Could you print, exactly and without pictures, only the lines from the one with "Give me the" through the end of the records below?

[Data supplied]
■ ■ ■ ■ ■ ■ ■
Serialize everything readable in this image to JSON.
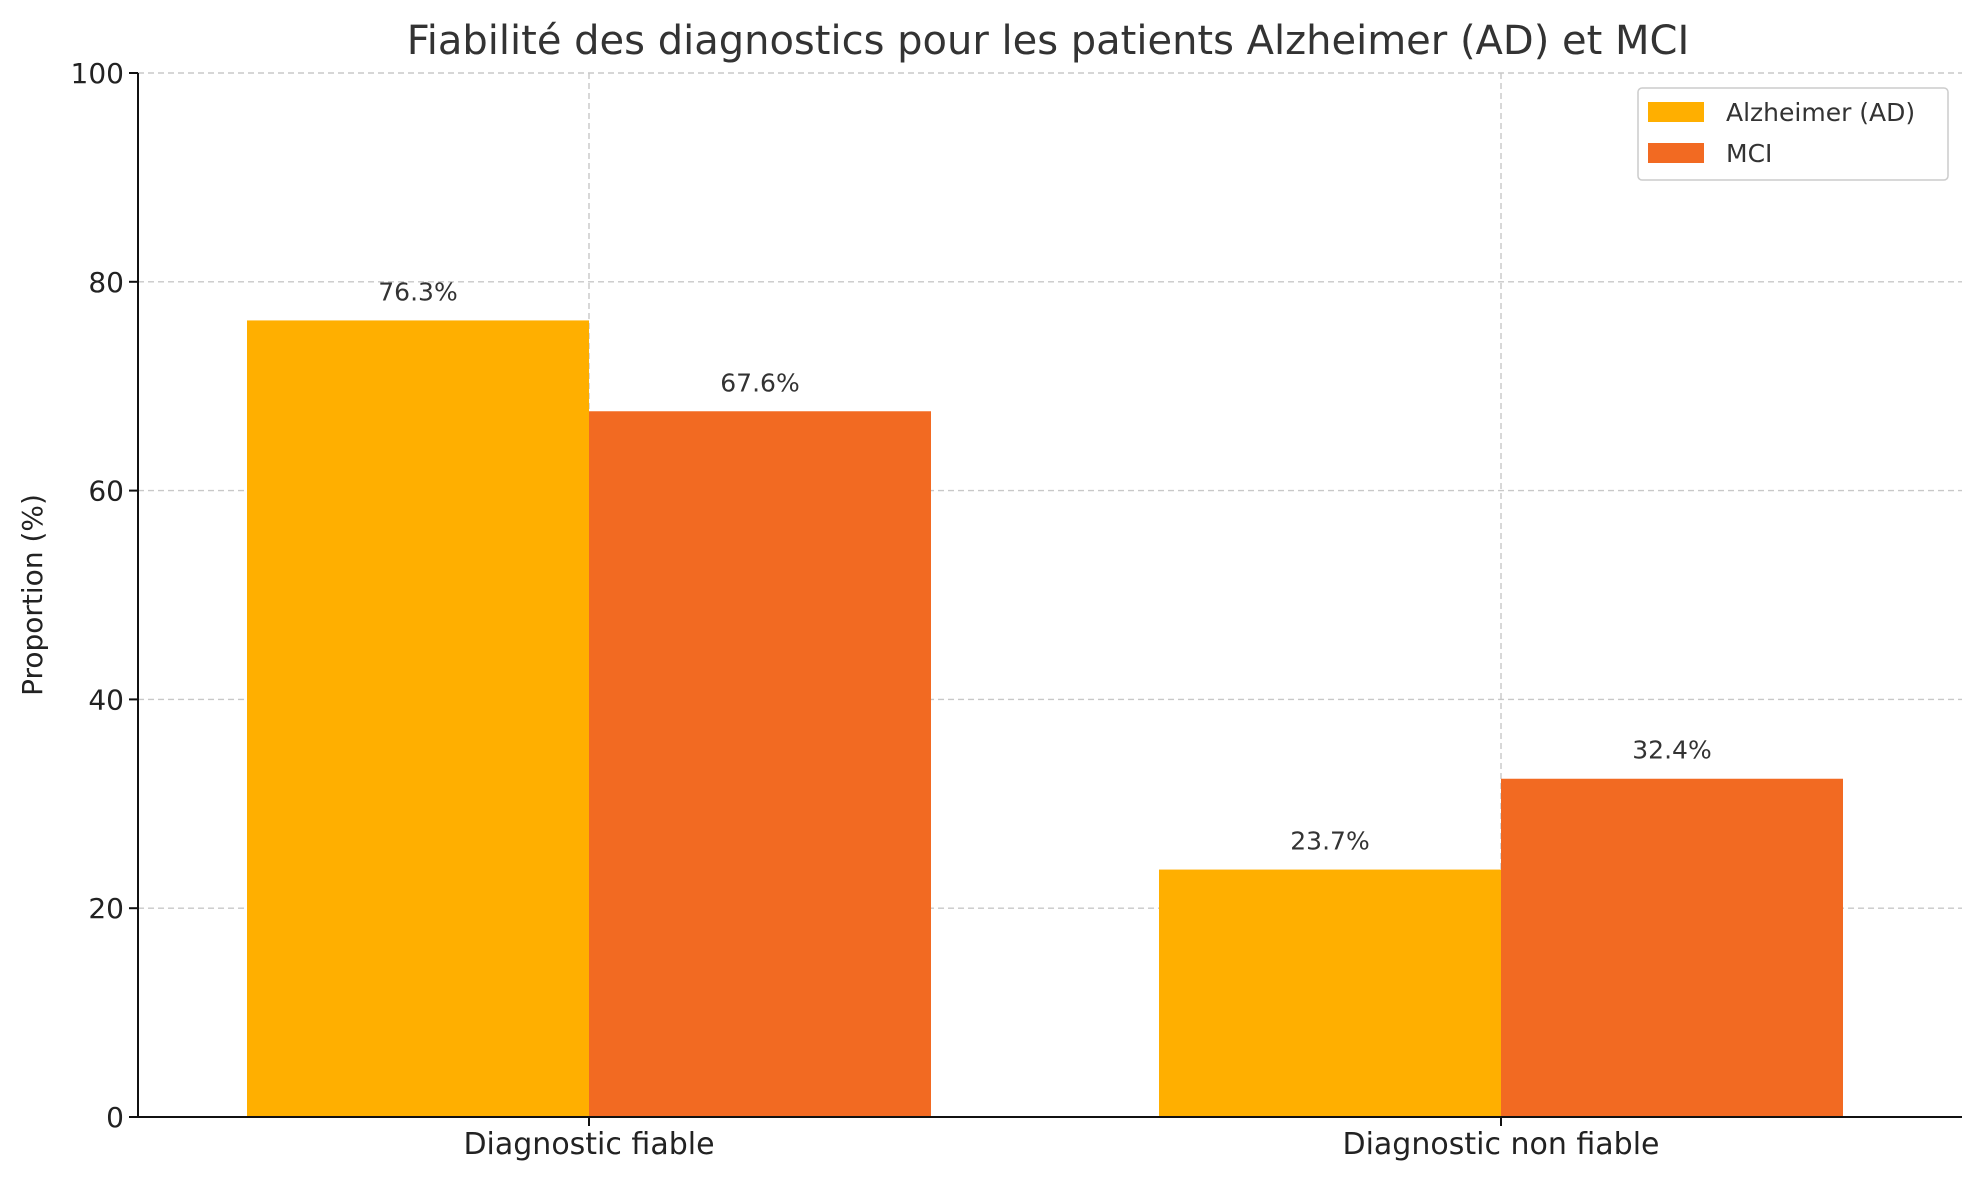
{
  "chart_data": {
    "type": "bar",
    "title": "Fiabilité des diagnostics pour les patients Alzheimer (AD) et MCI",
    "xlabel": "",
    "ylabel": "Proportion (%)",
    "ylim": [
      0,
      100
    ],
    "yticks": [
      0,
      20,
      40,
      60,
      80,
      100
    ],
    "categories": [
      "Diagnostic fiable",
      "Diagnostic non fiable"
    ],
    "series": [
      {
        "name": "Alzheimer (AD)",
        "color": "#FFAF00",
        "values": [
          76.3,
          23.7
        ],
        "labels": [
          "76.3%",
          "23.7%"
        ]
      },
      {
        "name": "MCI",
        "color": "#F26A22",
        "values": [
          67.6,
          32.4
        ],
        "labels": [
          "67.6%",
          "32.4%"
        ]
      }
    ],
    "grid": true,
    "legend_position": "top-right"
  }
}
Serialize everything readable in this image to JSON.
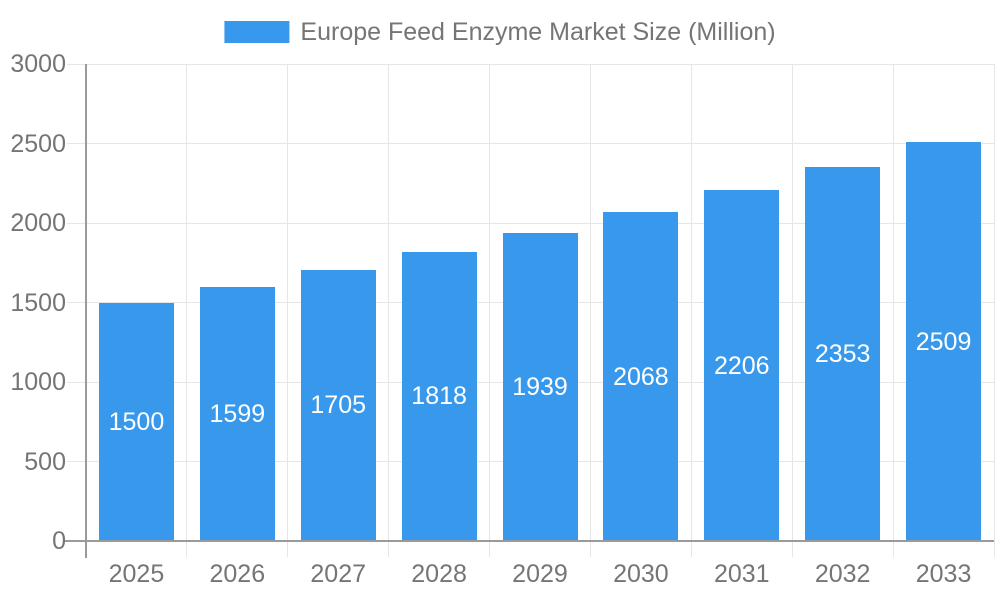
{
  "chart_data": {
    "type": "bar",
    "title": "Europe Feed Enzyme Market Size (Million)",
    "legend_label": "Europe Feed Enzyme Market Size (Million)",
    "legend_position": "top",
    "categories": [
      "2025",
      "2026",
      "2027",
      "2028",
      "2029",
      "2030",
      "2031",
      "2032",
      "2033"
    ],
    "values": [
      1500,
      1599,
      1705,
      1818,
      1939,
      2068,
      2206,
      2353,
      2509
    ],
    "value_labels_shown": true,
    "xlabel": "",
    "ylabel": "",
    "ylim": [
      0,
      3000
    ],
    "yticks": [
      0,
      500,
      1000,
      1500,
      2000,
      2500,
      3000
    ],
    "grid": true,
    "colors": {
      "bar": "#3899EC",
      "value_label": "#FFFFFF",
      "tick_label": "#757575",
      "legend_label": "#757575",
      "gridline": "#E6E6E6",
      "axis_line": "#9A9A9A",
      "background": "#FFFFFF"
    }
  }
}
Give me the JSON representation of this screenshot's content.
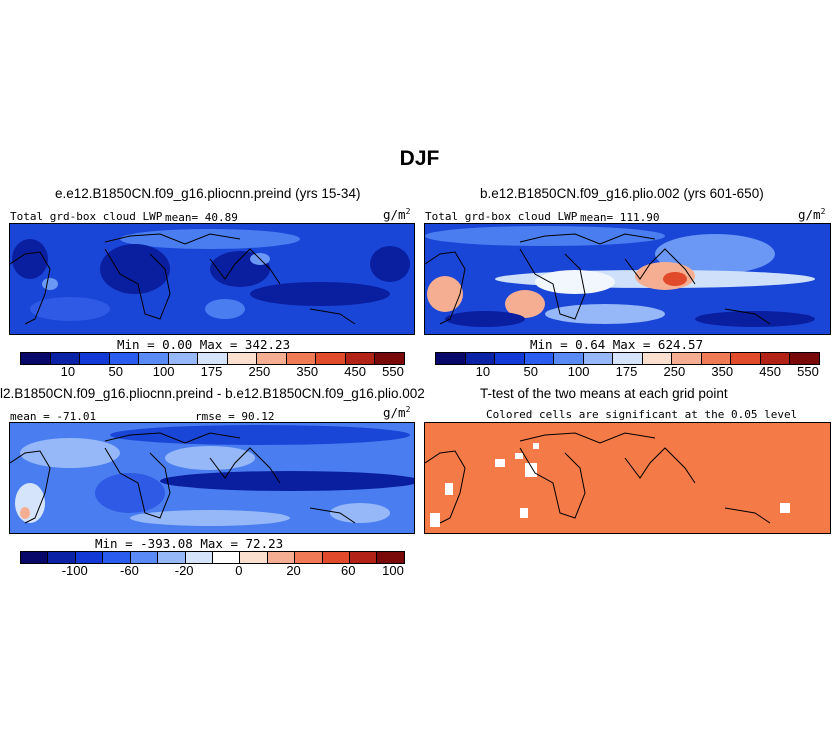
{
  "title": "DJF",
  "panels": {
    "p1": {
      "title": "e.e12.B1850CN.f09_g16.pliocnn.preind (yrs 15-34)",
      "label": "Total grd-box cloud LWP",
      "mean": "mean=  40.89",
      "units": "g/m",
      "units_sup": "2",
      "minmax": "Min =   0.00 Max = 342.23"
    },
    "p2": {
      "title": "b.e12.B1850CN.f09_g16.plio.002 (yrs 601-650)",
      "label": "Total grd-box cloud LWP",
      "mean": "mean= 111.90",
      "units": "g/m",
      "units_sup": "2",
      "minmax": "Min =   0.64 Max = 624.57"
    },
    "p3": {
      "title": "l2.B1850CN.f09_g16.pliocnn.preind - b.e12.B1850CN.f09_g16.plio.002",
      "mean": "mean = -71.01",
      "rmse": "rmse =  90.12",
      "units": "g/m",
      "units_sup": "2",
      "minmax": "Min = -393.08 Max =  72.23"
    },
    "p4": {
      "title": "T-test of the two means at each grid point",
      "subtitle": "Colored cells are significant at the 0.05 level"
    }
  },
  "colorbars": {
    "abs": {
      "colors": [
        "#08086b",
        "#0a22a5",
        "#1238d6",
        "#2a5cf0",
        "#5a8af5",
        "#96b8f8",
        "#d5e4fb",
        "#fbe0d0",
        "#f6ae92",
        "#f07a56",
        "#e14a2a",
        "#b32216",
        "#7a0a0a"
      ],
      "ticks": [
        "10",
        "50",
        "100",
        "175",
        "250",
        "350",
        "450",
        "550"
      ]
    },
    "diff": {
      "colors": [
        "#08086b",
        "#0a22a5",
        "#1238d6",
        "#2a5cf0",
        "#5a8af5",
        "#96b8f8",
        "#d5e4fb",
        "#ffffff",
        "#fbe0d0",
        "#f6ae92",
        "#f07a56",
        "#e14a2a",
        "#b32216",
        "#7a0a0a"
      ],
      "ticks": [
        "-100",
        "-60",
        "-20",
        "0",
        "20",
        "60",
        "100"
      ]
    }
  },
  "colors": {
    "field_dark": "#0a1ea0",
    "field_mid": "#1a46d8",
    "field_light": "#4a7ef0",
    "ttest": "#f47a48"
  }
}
■ ■ ■ ■ ■ ■ ■
[Answer section]
Give me the JSON representation of this screenshot's content.
{
  "title": "DJF",
  "panels": {
    "p1": {
      "title": "e.e12.B1850CN.f09_g16.pliocnn.preind (yrs 15-34)",
      "label": "Total grd-box cloud LWP",
      "mean": "mean=  40.89",
      "units": "g/m",
      "units_sup": "2",
      "minmax": "Min =   0.00 Max = 342.23"
    },
    "p2": {
      "title": "b.e12.B1850CN.f09_g16.plio.002 (yrs 601-650)",
      "label": "Total grd-box cloud LWP",
      "mean": "mean= 111.90",
      "units": "g/m",
      "units_sup": "2",
      "minmax": "Min =   0.64 Max = 624.57"
    },
    "p3": {
      "title": "l2.B1850CN.f09_g16.pliocnn.preind - b.e12.B1850CN.f09_g16.plio.002",
      "mean": "mean = -71.01",
      "rmse": "rmse =  90.12",
      "units": "g/m",
      "units_sup": "2",
      "minmax": "Min = -393.08 Max =  72.23"
    },
    "p4": {
      "title": "T-test of the two means at each grid point",
      "subtitle": "Colored cells are significant at the 0.05 level"
    }
  },
  "colorbars": {
    "abs": {
      "colors": [
        "#08086b",
        "#0a22a5",
        "#1238d6",
        "#2a5cf0",
        "#5a8af5",
        "#96b8f8",
        "#d5e4fb",
        "#fbe0d0",
        "#f6ae92",
        "#f07a56",
        "#e14a2a",
        "#b32216",
        "#7a0a0a"
      ],
      "ticks": [
        "10",
        "50",
        "100",
        "175",
        "250",
        "350",
        "450",
        "550"
      ]
    },
    "diff": {
      "colors": [
        "#08086b",
        "#0a22a5",
        "#1238d6",
        "#2a5cf0",
        "#5a8af5",
        "#96b8f8",
        "#d5e4fb",
        "#ffffff",
        "#fbe0d0",
        "#f6ae92",
        "#f07a56",
        "#e14a2a",
        "#b32216",
        "#7a0a0a"
      ],
      "ticks": [
        "-100",
        "-60",
        "-20",
        "0",
        "20",
        "60",
        "100"
      ]
    }
  },
  "colors": {
    "field_dark": "#0a1ea0",
    "field_mid": "#1a46d8",
    "field_light": "#4a7ef0",
    "ttest": "#f47a48"
  }
}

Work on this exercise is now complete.